• _Aim of the task_: Repeat the material exactly as it appears.

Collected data
────

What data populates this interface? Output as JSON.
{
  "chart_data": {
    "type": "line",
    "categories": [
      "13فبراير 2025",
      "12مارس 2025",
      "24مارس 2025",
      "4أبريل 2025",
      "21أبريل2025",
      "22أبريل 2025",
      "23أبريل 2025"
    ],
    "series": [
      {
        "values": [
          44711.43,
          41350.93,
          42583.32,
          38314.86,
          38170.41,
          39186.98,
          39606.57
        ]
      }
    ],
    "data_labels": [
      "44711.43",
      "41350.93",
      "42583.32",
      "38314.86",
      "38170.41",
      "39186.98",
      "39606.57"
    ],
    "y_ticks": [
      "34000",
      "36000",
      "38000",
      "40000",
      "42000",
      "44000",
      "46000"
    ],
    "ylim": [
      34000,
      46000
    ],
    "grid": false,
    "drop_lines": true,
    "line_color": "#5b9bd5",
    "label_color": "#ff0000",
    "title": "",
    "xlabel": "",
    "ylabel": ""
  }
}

────

• _Task output_:
What data populates this interface? Output as JSON.
{
  "chart_data": {
    "type": "line",
    "categories": [
      "13فبراير 2025",
      "12مارس 2025",
      "24مارس 2025",
      "4أبريل 2025",
      "21أبريل2025",
      "22أبريل 2025",
      "23أبريل 2025"
    ],
    "series": [
      {
        "values": [
          44711.43,
          41350.93,
          42583.32,
          38314.86,
          38170.41,
          39186.98,
          39606.57
        ]
      }
    ],
    "data_labels": [
      "44711.43",
      "41350.93",
      "42583.32",
      "38314.86",
      "38170.41",
      "39186.98",
      "39606.57"
    ],
    "y_ticks": [
      "34000",
      "36000",
      "38000",
      "40000",
      "42000",
      "44000",
      "46000"
    ],
    "ylim": [
      34000,
      46000
    ],
    "grid": false,
    "drop_lines": true,
    "line_color": "#5b9bd5",
    "label_color": "#ff0000",
    "title": "",
    "xlabel": "",
    "ylabel": ""
  }
}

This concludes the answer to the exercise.